-- begin --

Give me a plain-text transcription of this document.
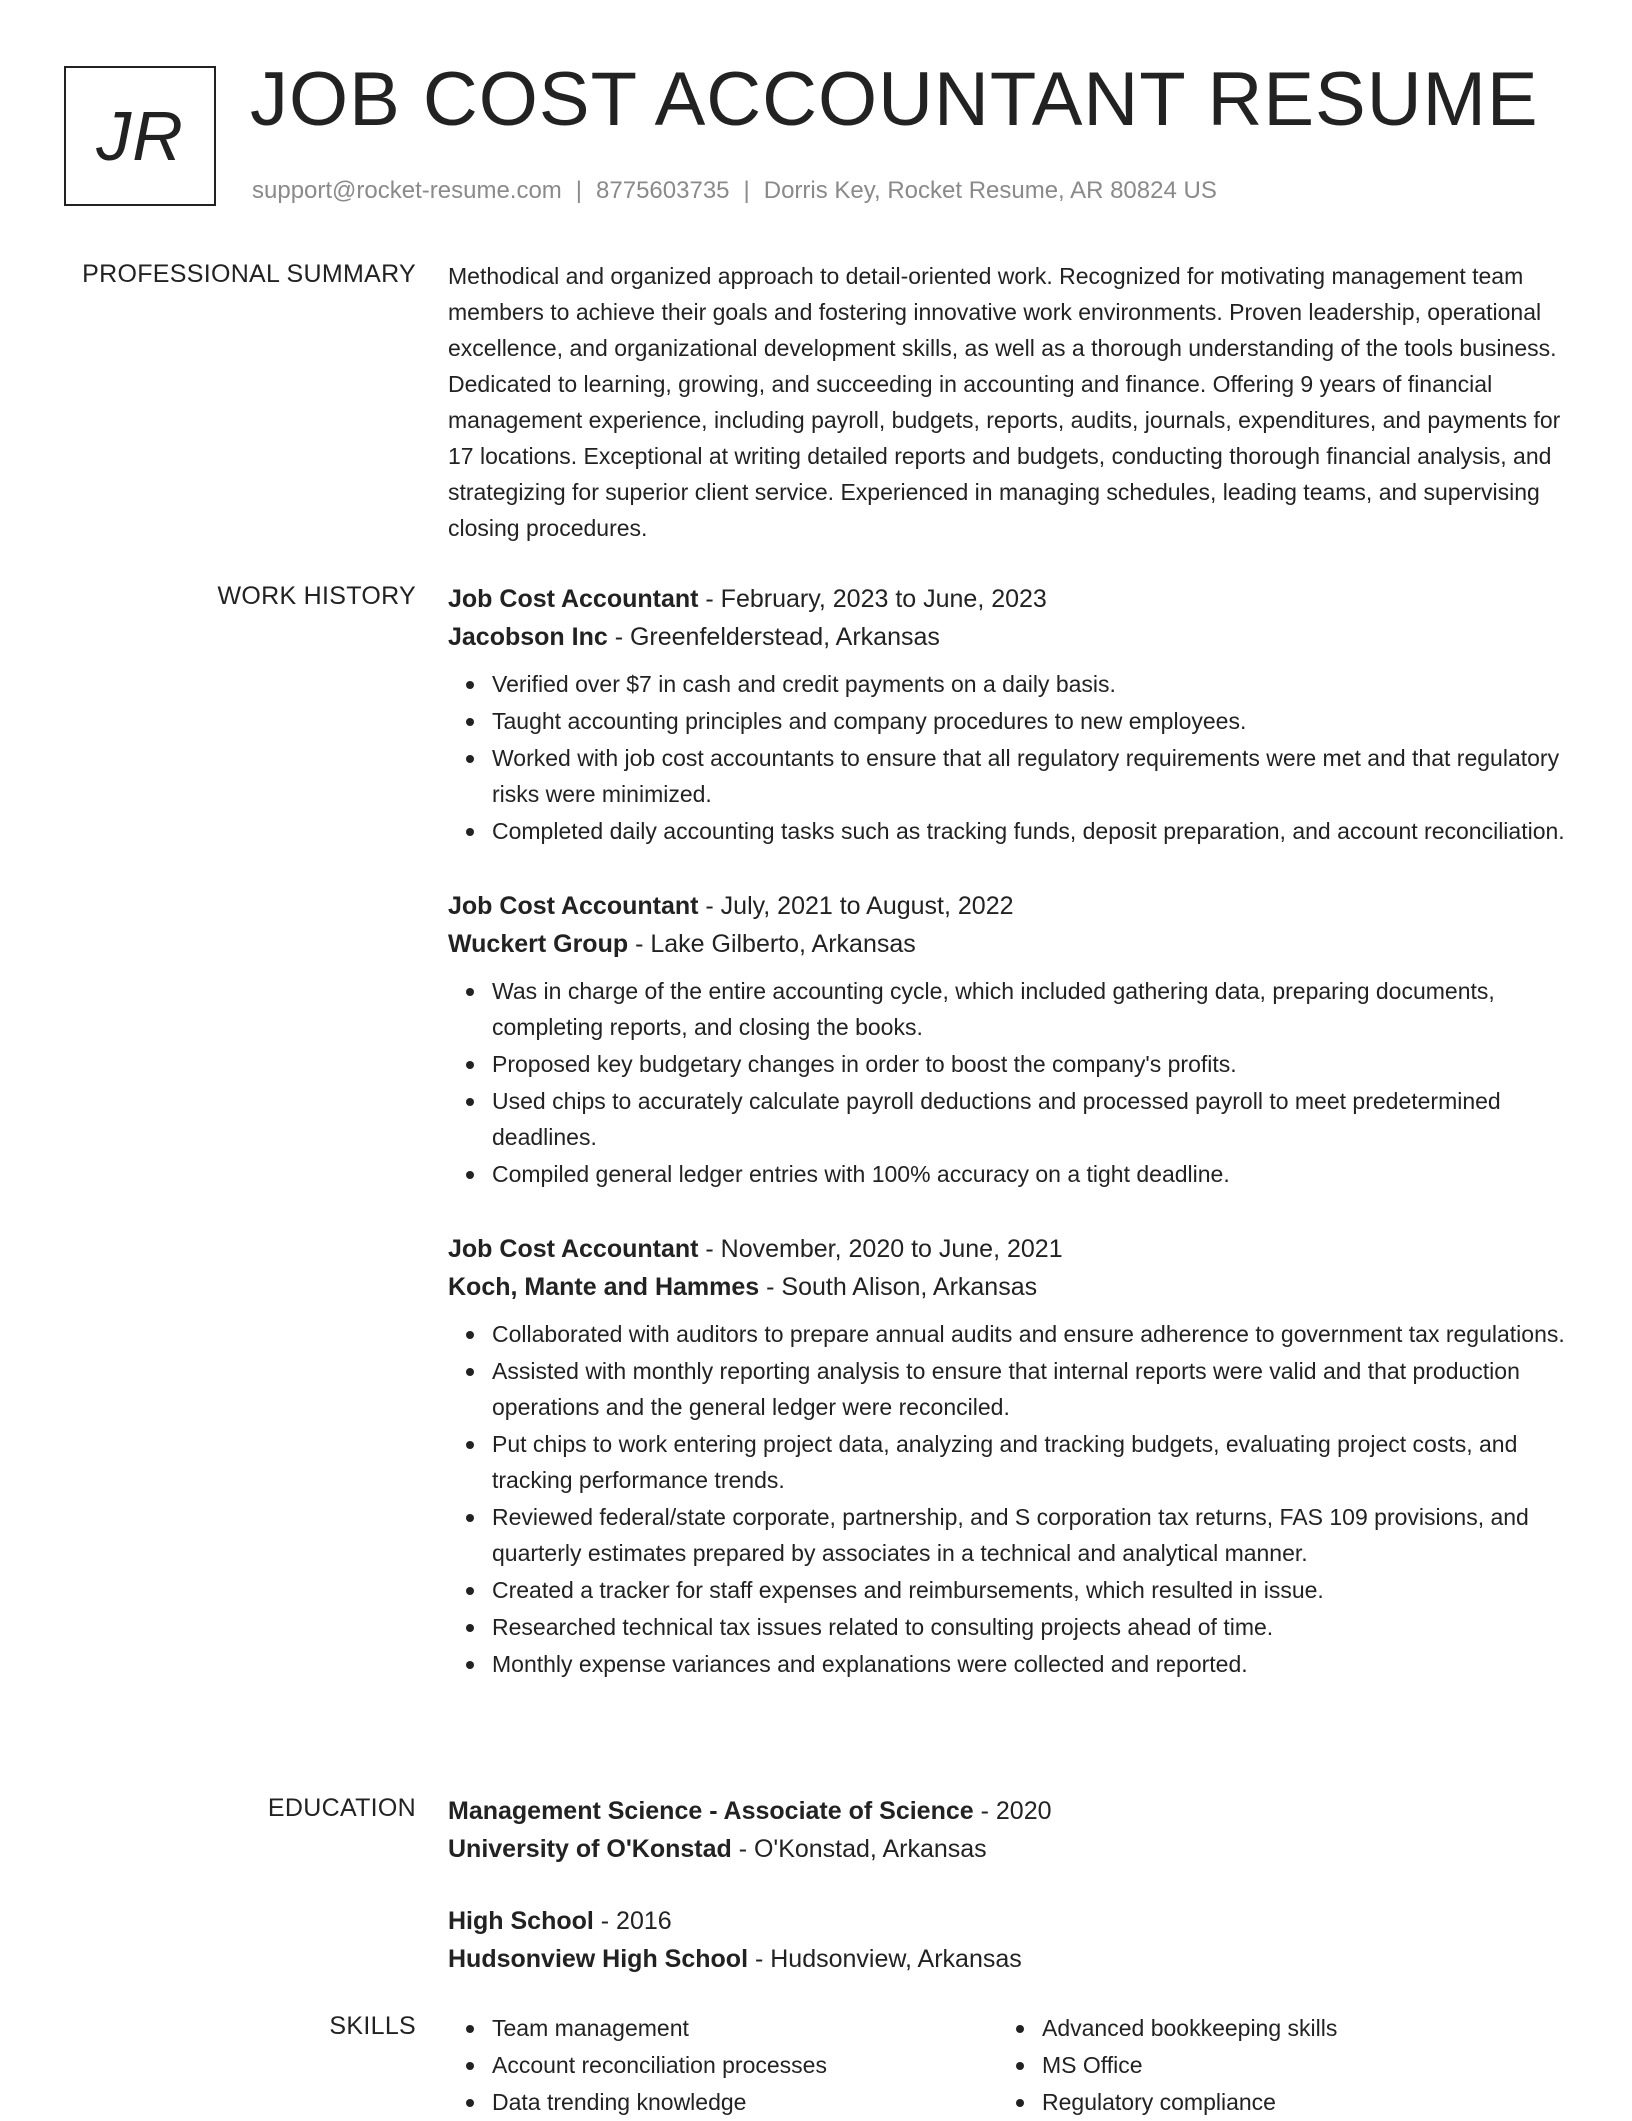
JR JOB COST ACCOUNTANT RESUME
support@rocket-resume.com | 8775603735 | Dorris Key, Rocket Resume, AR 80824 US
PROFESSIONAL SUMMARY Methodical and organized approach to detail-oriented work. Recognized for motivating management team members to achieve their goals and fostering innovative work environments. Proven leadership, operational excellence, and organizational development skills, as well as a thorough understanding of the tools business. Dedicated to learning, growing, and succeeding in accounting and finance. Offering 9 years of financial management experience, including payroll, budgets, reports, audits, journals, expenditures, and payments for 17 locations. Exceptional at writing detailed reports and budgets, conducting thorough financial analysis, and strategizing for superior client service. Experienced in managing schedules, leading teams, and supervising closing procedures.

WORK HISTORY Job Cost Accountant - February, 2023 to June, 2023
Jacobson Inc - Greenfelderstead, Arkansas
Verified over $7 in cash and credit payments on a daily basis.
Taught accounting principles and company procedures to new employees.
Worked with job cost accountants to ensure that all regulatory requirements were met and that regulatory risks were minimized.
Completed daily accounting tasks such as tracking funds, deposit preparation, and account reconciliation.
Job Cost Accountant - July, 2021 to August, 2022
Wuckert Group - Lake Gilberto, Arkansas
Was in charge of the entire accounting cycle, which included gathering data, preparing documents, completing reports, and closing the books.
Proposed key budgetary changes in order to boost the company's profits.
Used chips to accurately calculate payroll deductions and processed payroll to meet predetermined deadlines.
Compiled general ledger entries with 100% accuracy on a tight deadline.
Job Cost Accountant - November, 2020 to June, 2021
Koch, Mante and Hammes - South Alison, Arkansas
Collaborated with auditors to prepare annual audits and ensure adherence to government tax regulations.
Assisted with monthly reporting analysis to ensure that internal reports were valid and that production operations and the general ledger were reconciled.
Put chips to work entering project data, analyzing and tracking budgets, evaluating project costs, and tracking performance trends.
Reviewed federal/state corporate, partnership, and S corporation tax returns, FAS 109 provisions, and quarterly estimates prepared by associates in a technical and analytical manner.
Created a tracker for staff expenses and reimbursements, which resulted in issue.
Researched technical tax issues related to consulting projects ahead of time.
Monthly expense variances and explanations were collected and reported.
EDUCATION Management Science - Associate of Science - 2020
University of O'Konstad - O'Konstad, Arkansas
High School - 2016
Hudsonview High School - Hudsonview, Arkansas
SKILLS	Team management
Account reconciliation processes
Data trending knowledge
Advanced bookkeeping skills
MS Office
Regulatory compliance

-- end --

**TASK OBJECTIVE:** Your copy should repeat each entry above exactly but contain no pictures.

**EXERCISE OUTPUT:**
Give me a plain-text transcription of this document.
JR JOB COST ACCOUNTANT RESUME
support@rocket-resume.com | 8775603735 | Dorris Key, Rocket Resume, AR 80824 US
PROFESSIONAL SUMMARY Methodical and organized approach to detail-oriented work. Recognized for motivating management team members to achieve their goals and fostering innovative work environments. Proven leadership, operational excellence, and organizational development skills, as well as a thorough understanding of the tools business. Dedicated to learning, growing, and succeeding in accounting and finance. Offering 9 years of financial management experience, including payroll, budgets, reports, audits, journals, expenditures, and payments for 17 locations. Exceptional at writing detailed reports and budgets, conducting thorough financial analysis, and strategizing for superior client service. Experienced in managing schedules, leading teams, and supervising closing procedures.

WORK HISTORY Job Cost Accountant - February, 2023 to June, 2023
Jacobson Inc - Greenfelderstead, Arkansas
Verified over $7 in cash and credit payments on a daily basis.
Taught accounting principles and company procedures to new employees.
Worked with job cost accountants to ensure that all regulatory requirements were met and that regulatory risks were minimized.
Completed daily accounting tasks such as tracking funds, deposit preparation, and account reconciliation.
Job Cost Accountant - July, 2021 to August, 2022
Wuckert Group - Lake Gilberto, Arkansas
Was in charge of the entire accounting cycle, which included gathering data, preparing documents, completing reports, and closing the books.
Proposed key budgetary changes in order to boost the company's profits.
Used chips to accurately calculate payroll deductions and processed payroll to meet predetermined deadlines.
Compiled general ledger entries with 100% accuracy on a tight deadline.
Job Cost Accountant - November, 2020 to June, 2021
Koch, Mante and Hammes - South Alison, Arkansas
Collaborated with auditors to prepare annual audits and ensure adherence to government tax regulations.
Assisted with monthly reporting analysis to ensure that internal reports were valid and that production operations and the general ledger were reconciled.
Put chips to work entering project data, analyzing and tracking budgets, evaluating project costs, and tracking performance trends.
Reviewed federal/state corporate, partnership, and S corporation tax returns, FAS 109 provisions, and quarterly estimates prepared by associates in a technical and analytical manner.
Created a tracker for staff expenses and reimbursements, which resulted in issue.
Researched technical tax issues related to consulting projects ahead of time.
Monthly expense variances and explanations were collected and reported.
EDUCATION Management Science - Associate of Science - 2020
University of O'Konstad - O'Konstad, Arkansas
High School - 2016
Hudsonview High School - Hudsonview, Arkansas
SKILLS	Team management
Account reconciliation processes
Data trending knowledge
Advanced bookkeeping skills
MS Office
Regulatory compliance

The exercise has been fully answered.